[Start TASK DATA]

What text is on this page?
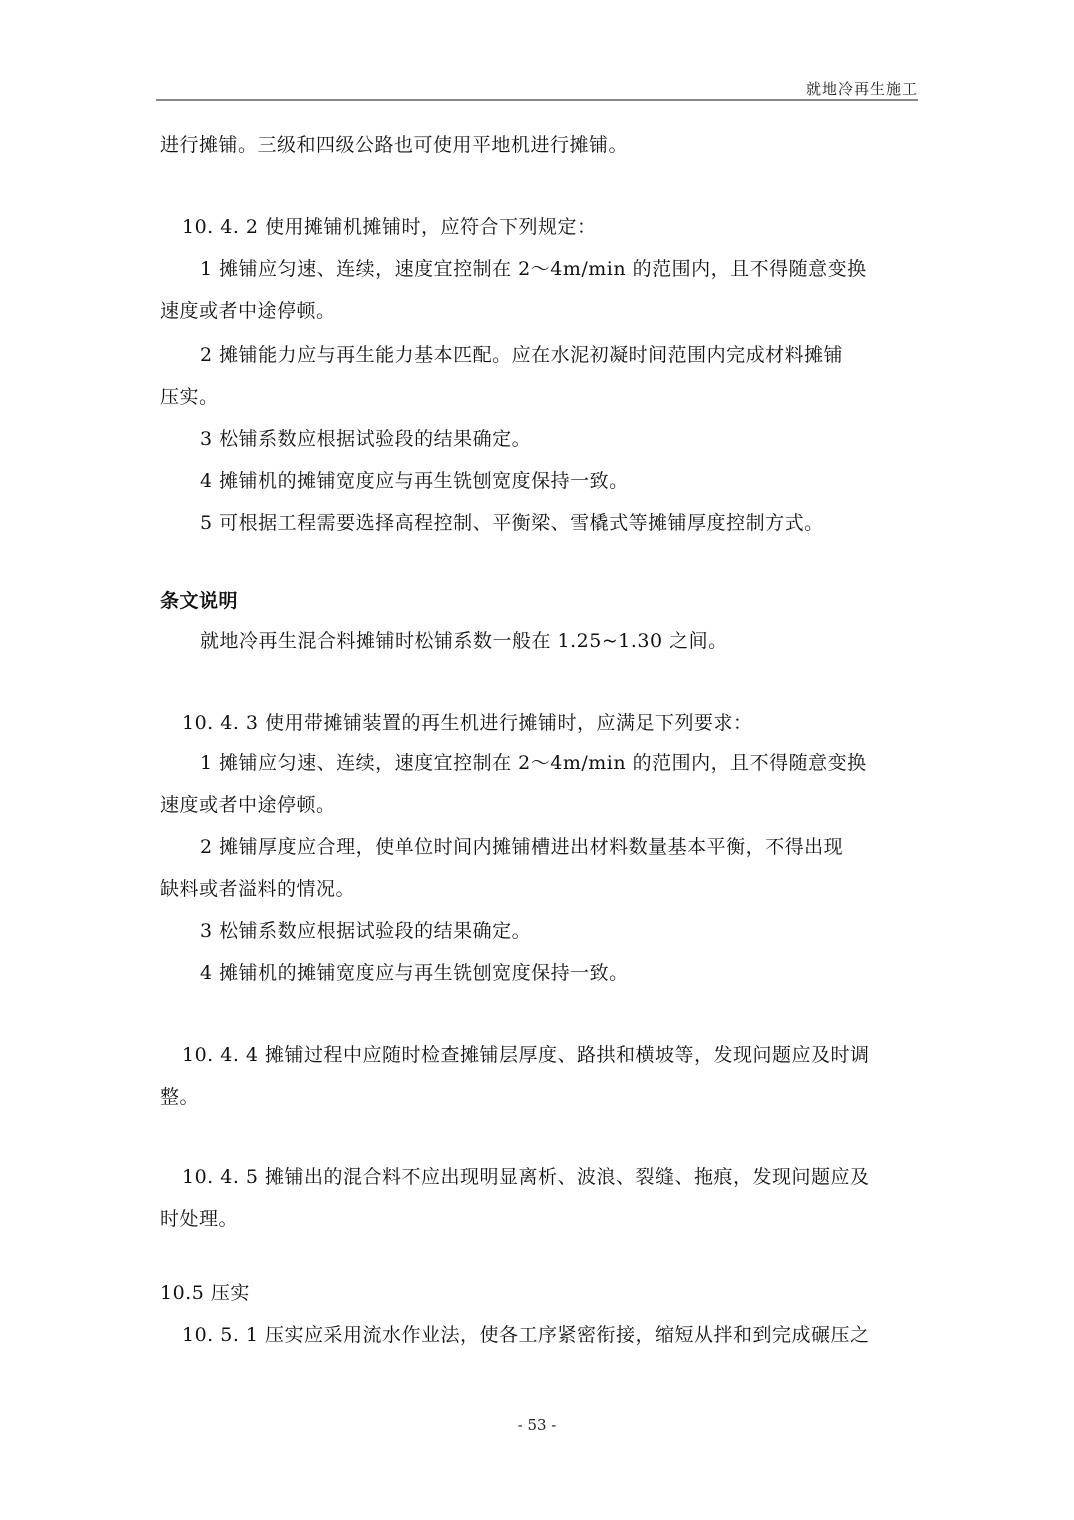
就地冷再生施工
进行摊铺。三级和四级公路也可使用平地机进行摊铺。
10. 4. 2 使用摊铺机摊铺时，应符合下列规定：
1 摊铺应匀速、连续，速度宜控制在 2～4m/min 的范围内，且不得随意变换
速度或者中途停顿。
2 摊铺能力应与再生能力基本匹配。应在水泥初凝时间范围内完成材料摊铺
压实。
3 松铺系数应根据试验段的结果确定。
4 摊铺机的摊铺宽度应与再生铣刨宽度保持一致。
5 可根据工程需要选择高程控制、平衡梁、雪橇式等摊铺厚度控制方式。
条文说明
就地冷再生混合料摊铺时松铺系数一般在 1.25~1.30 之间。
10. 4. 3 使用带摊铺装置的再生机进行摊铺时，应满足下列要求：
1 摊铺应匀速、连续，速度宜控制在 2～4m/min 的范围内，且不得随意变换
速度或者中途停顿。
2 摊铺厚度应合理，使单位时间内摊铺槽进出材料数量基本平衡，不得出现
缺料或者溢料的情况。
3 松铺系数应根据试验段的结果确定。
4 摊铺机的摊铺宽度应与再生铣刨宽度保持一致。
10. 4. 4 摊铺过程中应随时检查摊铺层厚度、路拱和横坡等，发现问题应及时调
整。
10. 4. 5 摊铺出的混合料不应出现明显离析、波浪、裂缝、拖痕，发现问题应及
时处理。
10.5 压实
10. 5. 1 压实应采用流水作业法，使各工序紧密衔接，缩短从拌和到完成碾压之
- 53 -
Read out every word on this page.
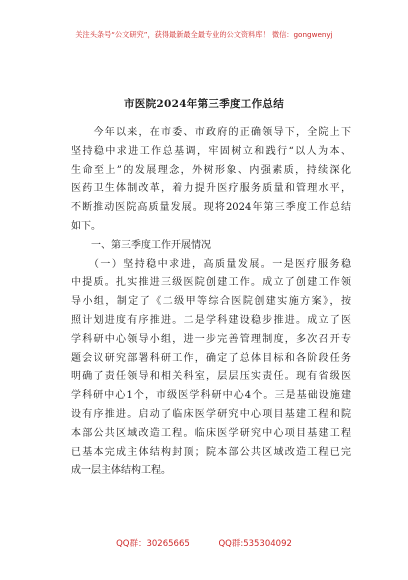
关注头条号“公文研究”，获得最新最全最专业的公文资料库！ 微信：gongwenyj
市医院2024年第三季度工作总结
　　今年以来，在市委、市政府的正确领导下，全院上下
坚持稳中求进工作总基调，牢固树立和践行“以人为本、
生命至上”的发展理念，外树形象、内强素质，持续深化
医药卫生体制改革，着力提升医疗服务质量和管理水平，
不断推动医院高质量发展。现将2024年第三季度工作总结
如下。
　　一、第三季度工作开展情况
　　（一）坚持稳中求进，高质量发展。一是医疗服务稳
中提质。扎实推进三级医院创建工作。成立了创建工作领
导小组，制定了《二级甲等综合医院创建实施方案》，按
照计划进度有序推进。二是学科建设稳步推进。成立了医
学科研中心领导小组，进一步完善管理制度，多次召开专
题会议研究部署科研工作，确定了总体目标和各阶段任务
明确了责任领导和相关科室，层层压实责任。现有省级医
学科研中心1个，市级医学科研中心4个。三是基础设施建
设有序推进。启动了临床医学研究中心项目基建工程和院
本部公共区域改造工程。临床医学研究中心项目基建工程
已基本完成主体结构封顶；院本部公共区域改造工程已完
成一层主体结构工程。
QQ群：30265665	QQ群:535304092
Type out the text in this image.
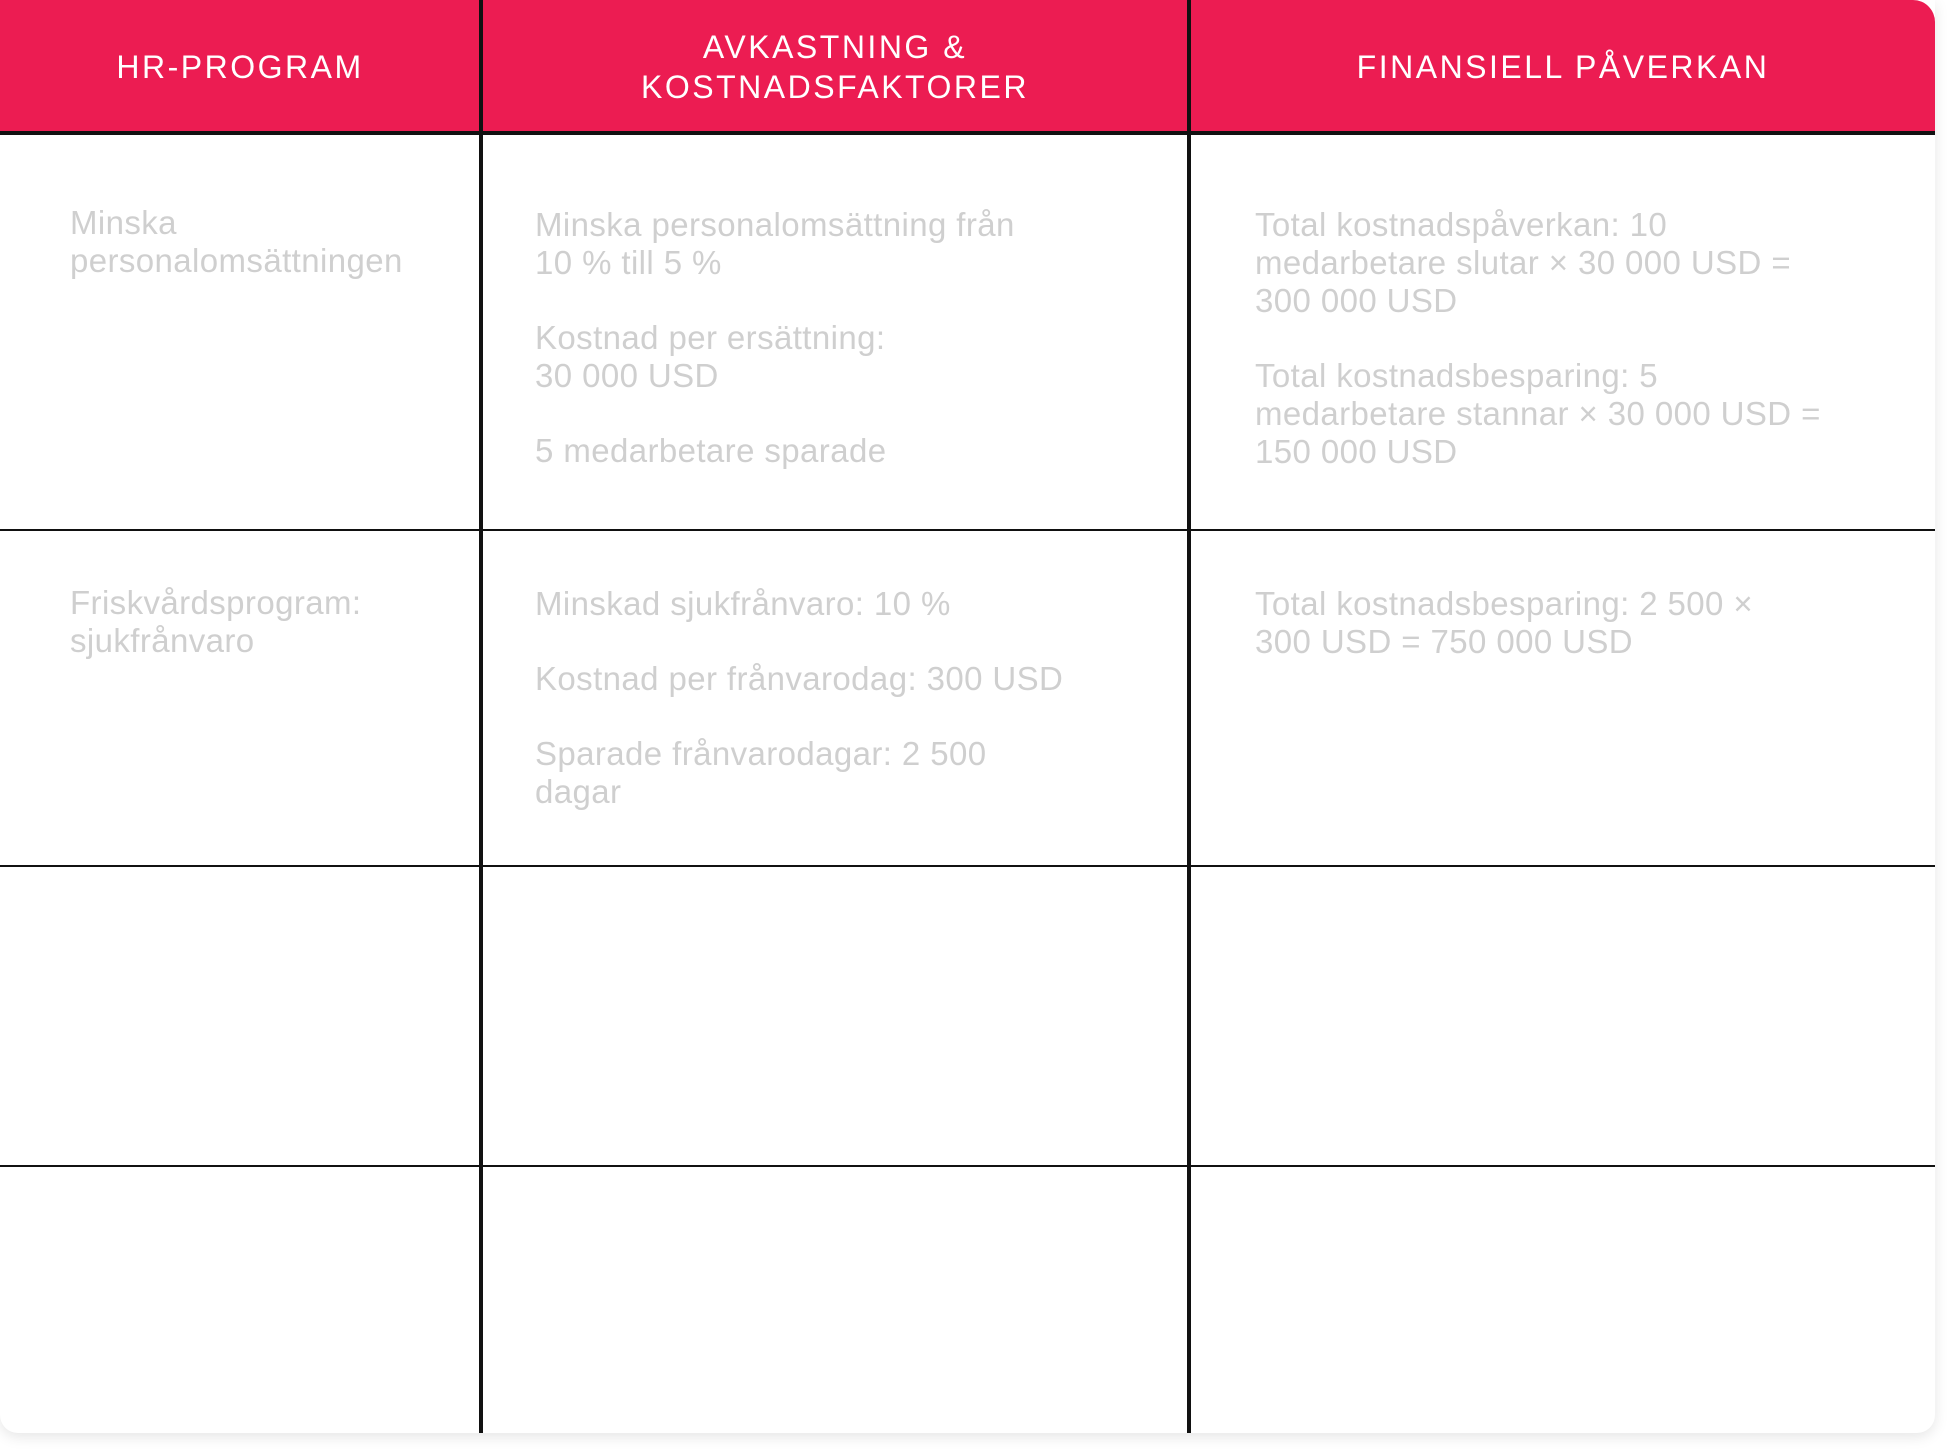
HR-PROGRAM
AVKASTNING &
KOSTNADSFAKTORER
FINANSIELL PÅVERKAN

Minska
personalomsättningen

Minska personalomsättning från
10 % till 5 %

Kostnad per ersättning:
30 000 USD

5 medarbetare sparade

Total kostnadspåverkan: 10
medarbetare slutar × 30 000 USD =
300 000 USD

Total kostnadsbesparing: 5
medarbetare stannar × 30 000 USD =
150 000 USD

Friskvårdsprogram:
sjukfrånvaro

Minskad sjukfrånvaro: 10 %

Kostnad per frånvarodag: 300 USD

Sparade frånvarodagar: 2 500
dagar

Total kostnadsbesparing: 2 500 ×
300 USD = 750 000 USD
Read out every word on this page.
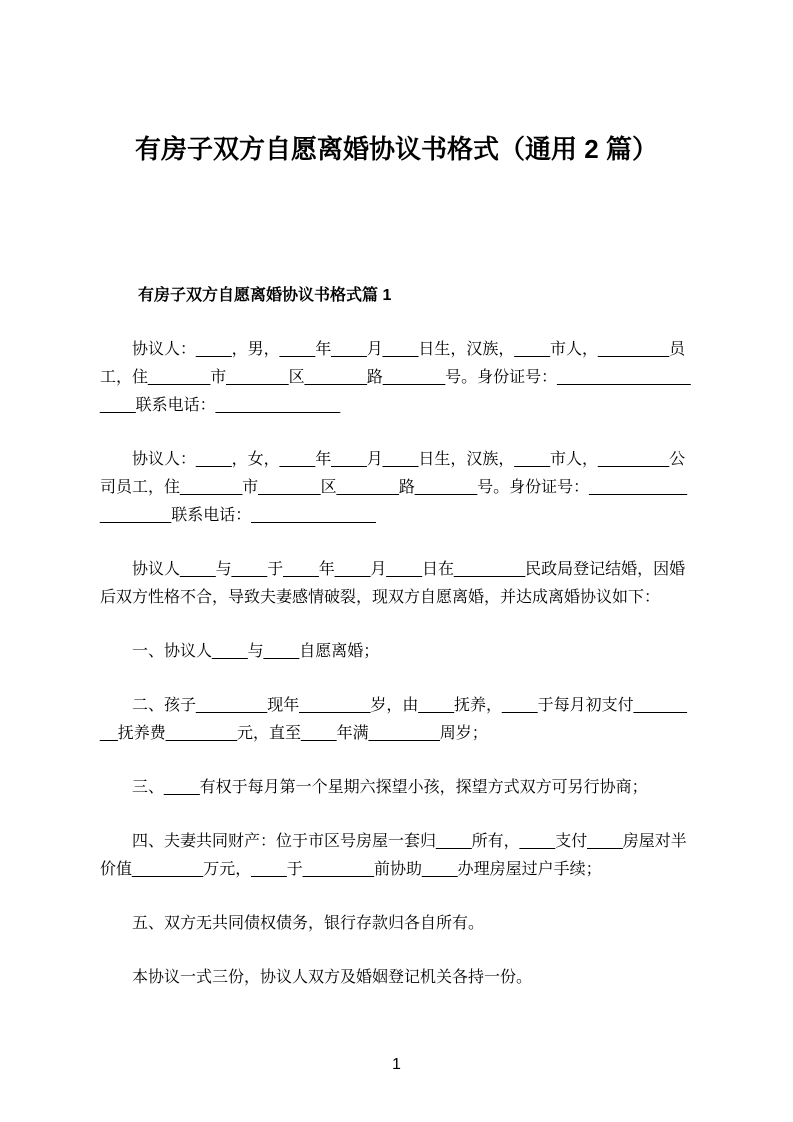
有房子双方自愿离婚协议书格式（通用 2 篇）
有房子双方自愿离婚协议书格式篇 1

协议人：____，男，____年____月____日生，汉族，____市人，________员工，住_______市_______区_______路_______号。身份证号：___________________联系电话：______________

协议人：____，女，____年____月____日生，汉族，____市人，________公司员工，住_______市_______区_______路_______号。身份证号：___________________联系电话：______________

协议人____与____于____年____月____日在________民政局登记结婚，因婚后双方性格不合，导致夫妻感情破裂，现双方自愿离婚，并达成离婚协议如下：

一、协议人____与____自愿离婚；

二、孩子________现年________岁，由____抚养，____于每月初支付________抚养费________元，直至____年满________周岁；

三、____有权于每月第一个星期六探望小孩，探望方式双方可另行协商；

四、夫妻共同财产：位于市区号房屋一套归____所有，____支付____房屋对半价值________万元，____于________前协助____办理房屋过户手续；

五、双方无共同债权债务，银行存款归各自所有。

本协议一式三份，协议人双方及婚姻登记机关各持一份。

1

[End TASK DATA]

[WHAT YOU ARE ASKED TO DO]:
Reproduce every line exactly and omit all pictures.

[RESULT FOR THIS EXERCISE]:
What text is on this page?
就地冷再生施工
进行摊铺。三级和四级公路也可使用平地机进行摊铺。
10. 4. 2 使用摊铺机摊铺时，应符合下列规定：
1 摊铺应匀速、连续，速度宜控制在 2～4m/min 的范围内，且不得随意变换
速度或者中途停顿。
2 摊铺能力应与再生能力基本匹配。应在水泥初凝时间范围内完成材料摊铺
压实。
3 松铺系数应根据试验段的结果确定。
4 摊铺机的摊铺宽度应与再生铣刨宽度保持一致。
5 可根据工程需要选择高程控制、平衡梁、雪橇式等摊铺厚度控制方式。
条文说明
就地冷再生混合料摊铺时松铺系数一般在 1.25~1.30 之间。
10. 4. 3 使用带摊铺装置的再生机进行摊铺时，应满足下列要求：
1 摊铺应匀速、连续，速度宜控制在 2～4m/min 的范围内，且不得随意变换
速度或者中途停顿。
2 摊铺厚度应合理，使单位时间内摊铺槽进出材料数量基本平衡，不得出现
缺料或者溢料的情况。
3 松铺系数应根据试验段的结果确定。
4 摊铺机的摊铺宽度应与再生铣刨宽度保持一致。
10. 4. 4 摊铺过程中应随时检查摊铺层厚度、路拱和横坡等，发现问题应及时调
整。
10. 4. 5 摊铺出的混合料不应出现明显离析、波浪、裂缝、拖痕，发现问题应及
时处理。
10.5 压实
10. 5. 1 压实应采用流水作业法，使各工序紧密衔接，缩短从拌和到完成碾压之
- 53 -
Read out every word on this page.
关注头条号“公文研究”，获得最新最全最专业的公文资料库！ 微信：gongwenyj
市医院2024年第三季度工作总结
　　今年以来，在市委、市政府的正确领导下，全院上下
坚持稳中求进工作总基调，牢固树立和践行“以人为本、
生命至上”的发展理念，外树形象、内强素质，持续深化
医药卫生体制改革，着力提升医疗服务质量和管理水平，
不断推动医院高质量发展。现将2024年第三季度工作总结
如下。
　　一、第三季度工作开展情况
　　（一）坚持稳中求进，高质量发展。一是医疗服务稳
中提质。扎实推进三级医院创建工作。成立了创建工作领
导小组，制定了《二级甲等综合医院创建实施方案》，按
照计划进度有序推进。二是学科建设稳步推进。成立了医
学科研中心领导小组，进一步完善管理制度，多次召开专
题会议研究部署科研工作，确定了总体目标和各阶段任务
明确了责任领导和相关科室，层层压实责任。现有省级医
学科研中心1个，市级医学科研中心4个。三是基础设施建
设有序推进。启动了临床医学研究中心项目基建工程和院
本部公共区域改造工程。临床医学研究中心项目基建工程
已基本完成主体结构封顶；院本部公共区域改造工程已完
成一层主体结构工程。
QQ群：30265665	QQ群:535304092
Type out the text in this image.
HR-PROGRAM
AVKASTNING &
KOSTNADSFAKTORER
FINANSIELL PÅVERKAN

Minska
personalomsättningen

Minska personalomsättning från
10 % till 5 %

Kostnad per ersättning:
30 000 USD

5 medarbetare sparade

Total kostnadspåverkan: 10
medarbetare slutar × 30 000 USD =
300 000 USD

Total kostnadsbesparing: 5
medarbetare stannar × 30 000 USD =
150 000 USD

Friskvårdsprogram:
sjukfrånvaro

Minskad sjukfrånvaro: 10 %

Kostnad per frånvarodag: 300 USD

Sparade frånvarodagar: 2 500
dagar

Total kostnadsbesparing: 2 500 ×
300 USD = 750 000 USD
Read out every word on this page.
有房子双方自愿离婚协议书格式（通用 2 篇）
有房子双方自愿离婚协议书格式篇 1

协议人：____，男，____年____月____日生，汉族，____市人，________员工，住_______市_______区_______路_______号。身份证号：___________________联系电话：______________

协议人：____，女，____年____月____日生，汉族，____市人，________公司员工，住_______市_______区_______路_______号。身份证号：___________________联系电话：______________

协议人____与____于____年____月____日在________民政局登记结婚，因婚后双方性格不合，导致夫妻感情破裂，现双方自愿离婚，并达成离婚协议如下：

一、协议人____与____自愿离婚；

二、孩子________现年________岁，由____抚养，____于每月初支付________抚养费________元，直至____年满________周岁；

三、____有权于每月第一个星期六探望小孩，探望方式双方可另行协商；

四、夫妻共同财产：位于市区号房屋一套归____所有，____支付____房屋对半价值________万元，____于________前协助____办理房屋过户手续；

五、双方无共同债权债务，银行存款归各自所有。

本协议一式三份，协议人双方及婚姻登记机关各持一份。

1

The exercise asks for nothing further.